-- What the exercise asks --
Quote the entries that follow exactly, leaving none out.

(Data records)

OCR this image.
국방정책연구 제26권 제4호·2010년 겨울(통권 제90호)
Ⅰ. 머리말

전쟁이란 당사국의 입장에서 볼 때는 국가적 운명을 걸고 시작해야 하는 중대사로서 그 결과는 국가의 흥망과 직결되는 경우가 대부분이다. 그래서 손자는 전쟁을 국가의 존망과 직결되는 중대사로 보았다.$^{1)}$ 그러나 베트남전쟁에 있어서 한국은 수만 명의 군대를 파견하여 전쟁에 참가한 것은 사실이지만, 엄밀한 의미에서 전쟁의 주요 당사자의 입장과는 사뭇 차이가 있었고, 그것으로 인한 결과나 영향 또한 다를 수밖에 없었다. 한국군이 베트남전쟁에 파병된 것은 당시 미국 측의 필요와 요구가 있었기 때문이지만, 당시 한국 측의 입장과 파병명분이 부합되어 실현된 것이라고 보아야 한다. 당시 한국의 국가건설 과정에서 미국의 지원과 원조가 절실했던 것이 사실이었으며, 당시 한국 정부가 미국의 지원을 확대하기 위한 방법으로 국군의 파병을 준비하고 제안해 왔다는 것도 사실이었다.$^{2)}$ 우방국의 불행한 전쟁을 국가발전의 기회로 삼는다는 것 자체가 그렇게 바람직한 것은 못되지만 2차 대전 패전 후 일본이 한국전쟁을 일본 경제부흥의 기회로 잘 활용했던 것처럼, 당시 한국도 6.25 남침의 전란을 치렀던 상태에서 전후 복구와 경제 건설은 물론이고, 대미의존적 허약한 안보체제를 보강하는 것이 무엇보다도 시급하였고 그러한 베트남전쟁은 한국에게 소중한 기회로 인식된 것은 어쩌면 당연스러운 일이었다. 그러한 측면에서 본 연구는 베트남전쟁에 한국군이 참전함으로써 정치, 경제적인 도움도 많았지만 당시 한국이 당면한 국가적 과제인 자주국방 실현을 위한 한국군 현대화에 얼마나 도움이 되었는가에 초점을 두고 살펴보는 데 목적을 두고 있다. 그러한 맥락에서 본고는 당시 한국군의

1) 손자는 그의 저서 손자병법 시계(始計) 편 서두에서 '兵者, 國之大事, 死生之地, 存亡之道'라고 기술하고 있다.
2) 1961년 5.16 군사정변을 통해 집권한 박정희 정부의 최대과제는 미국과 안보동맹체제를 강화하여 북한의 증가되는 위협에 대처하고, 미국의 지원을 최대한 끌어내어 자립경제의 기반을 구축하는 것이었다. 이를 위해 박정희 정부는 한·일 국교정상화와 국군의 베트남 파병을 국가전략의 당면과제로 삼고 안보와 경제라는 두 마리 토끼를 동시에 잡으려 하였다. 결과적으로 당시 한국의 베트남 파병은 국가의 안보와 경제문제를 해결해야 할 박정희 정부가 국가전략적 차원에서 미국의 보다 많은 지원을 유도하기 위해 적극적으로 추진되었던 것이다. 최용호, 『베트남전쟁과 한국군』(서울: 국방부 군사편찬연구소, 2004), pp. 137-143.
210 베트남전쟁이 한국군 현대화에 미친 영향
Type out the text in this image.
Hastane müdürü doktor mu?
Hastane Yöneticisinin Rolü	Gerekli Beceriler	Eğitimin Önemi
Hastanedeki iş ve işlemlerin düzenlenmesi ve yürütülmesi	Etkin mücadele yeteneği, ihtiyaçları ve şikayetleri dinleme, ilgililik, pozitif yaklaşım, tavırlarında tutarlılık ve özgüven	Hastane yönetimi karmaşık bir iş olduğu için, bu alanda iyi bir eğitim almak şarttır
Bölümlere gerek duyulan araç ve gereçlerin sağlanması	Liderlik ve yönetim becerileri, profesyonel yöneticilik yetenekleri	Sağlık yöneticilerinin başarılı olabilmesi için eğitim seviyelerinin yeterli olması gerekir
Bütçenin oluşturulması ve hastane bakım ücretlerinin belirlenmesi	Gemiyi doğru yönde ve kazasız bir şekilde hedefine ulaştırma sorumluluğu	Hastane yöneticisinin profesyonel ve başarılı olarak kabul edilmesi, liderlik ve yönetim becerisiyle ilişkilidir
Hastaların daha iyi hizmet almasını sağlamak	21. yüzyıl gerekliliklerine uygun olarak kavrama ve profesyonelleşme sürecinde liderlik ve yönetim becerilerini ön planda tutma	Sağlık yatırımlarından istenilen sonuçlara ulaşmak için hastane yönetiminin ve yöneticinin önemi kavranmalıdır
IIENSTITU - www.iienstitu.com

-- Solution to the exercise --
OCR this image.
국방정책연구 제26권 제4호·2010년 겨울(통권 제90호)
Ⅰ. 머리말

전쟁이란 당사국의 입장에서 볼 때는 국가적 운명을 걸고 시작해야 하는 중대사로서 그 결과는 국가의 흥망과 직결되는 경우가 대부분이다. 그래서 손자는 전쟁을 국가의 존망과 직결되는 중대사로 보았다.$^{1)}$ 그러나 베트남전쟁에 있어서 한국은 수만 명의 군대를 파견하여 전쟁에 참가한 것은 사실이지만, 엄밀한 의미에서 전쟁의 주요 당사자의 입장과는 사뭇 차이가 있었고, 그것으로 인한 결과나 영향 또한 다를 수밖에 없었다. 한국군이 베트남전쟁에 파병된 것은 당시 미국 측의 필요와 요구가 있었기 때문이지만, 당시 한국 측의 입장과 파병명분이 부합되어 실현된 것이라고 보아야 한다. 당시 한국의 국가건설 과정에서 미국의 지원과 원조가 절실했던 것이 사실이었으며, 당시 한국 정부가 미국의 지원을 확대하기 위한 방법으로 국군의 파병을 준비하고 제안해 왔다는 것도 사실이었다.$^{2)}$ 우방국의 불행한 전쟁을 국가발전의 기회로 삼는다는 것 자체가 그렇게 바람직한 것은 못되지만 2차 대전 패전 후 일본이 한국전쟁을 일본 경제부흥의 기회로 잘 활용했던 것처럼, 당시 한국도 6.25 남침의 전란을 치렀던 상태에서 전후 복구와 경제 건설은 물론이고, 대미의존적 허약한 안보체제를 보강하는 것이 무엇보다도 시급하였고 그러한 베트남전쟁은 한국에게 소중한 기회로 인식된 것은 어쩌면 당연스러운 일이었다. 그러한 측면에서 본 연구는 베트남전쟁에 한국군이 참전함으로써 정치, 경제적인 도움도 많았지만 당시 한국이 당면한 국가적 과제인 자주국방 실현을 위한 한국군 현대화에 얼마나 도움이 되었는가에 초점을 두고 살펴보는 데 목적을 두고 있다. 그러한 맥락에서 본고는 당시 한국군의

1) 손자는 그의 저서 손자병법 시계(始計) 편 서두에서 '兵者, 國之大事, 死生之地, 存亡之道'라고 기술하고 있다.
2) 1961년 5.16 군사정변을 통해 집권한 박정희 정부의 최대과제는 미국과 안보동맹체제를 강화하여 북한의 증가되는 위협에 대처하고, 미국의 지원을 최대한 끌어내어 자립경제의 기반을 구축하는 것이었다. 이를 위해 박정희 정부는 한·일 국교정상화와 국군의 베트남 파병을 국가전략의 당면과제로 삼고 안보와 경제라는 두 마리 토끼를 동시에 잡으려 하였다. 결과적으로 당시 한국의 베트남 파병은 국가의 안보와 경제문제를 해결해야 할 박정희 정부가 국가전략적 차원에서 미국의 보다 많은 지원을 유도하기 위해 적극적으로 추진되었던 것이다. 최용호, 『베트남전쟁과 한국군』(서울: 국방부 군사편찬연구소, 2004), pp. 137-143.
210 베트남전쟁이 한국군 현대화에 미친 영향
Type out the text in this image.
Hastane müdürü doktor mu?
Hastane Yöneticisinin Rolü	Gerekli Beceriler	Eğitimin Önemi
Hastanedeki iş ve işlemlerin düzenlenmesi ve yürütülmesi	Etkin mücadele yeteneği, ihtiyaçları ve şikayetleri dinleme, ilgililik, pozitif yaklaşım, tavırlarında tutarlılık ve özgüven	Hastane yönetimi karmaşık bir iş olduğu için, bu alanda iyi bir eğitim almak şarttır
Bölümlere gerek duyulan araç ve gereçlerin sağlanması	Liderlik ve yönetim becerileri, profesyonel yöneticilik yetenekleri	Sağlık yöneticilerinin başarılı olabilmesi için eğitim seviyelerinin yeterli olması gerekir
Bütçenin oluşturulması ve hastane bakım ücretlerinin belirlenmesi	Gemiyi doğru yönde ve kazasız bir şekilde hedefine ulaştırma sorumluluğu	Hastane yöneticisinin profesyonel ve başarılı olarak kabul edilmesi, liderlik ve yönetim becerisiyle ilişkilidir
Hastaların daha iyi hizmet almasını sağlamak	21. yüzyıl gerekliliklerine uygun olarak kavrama ve profesyonelleşme sürecinde liderlik ve yönetim becerilerini ön planda tutma	Sağlık yatırımlarından istenilen sonuçlara ulaşmak için hastane yönetiminin ve yöneticinin önemi kavranmalıdır
IIENSTITU - www.iienstitu.com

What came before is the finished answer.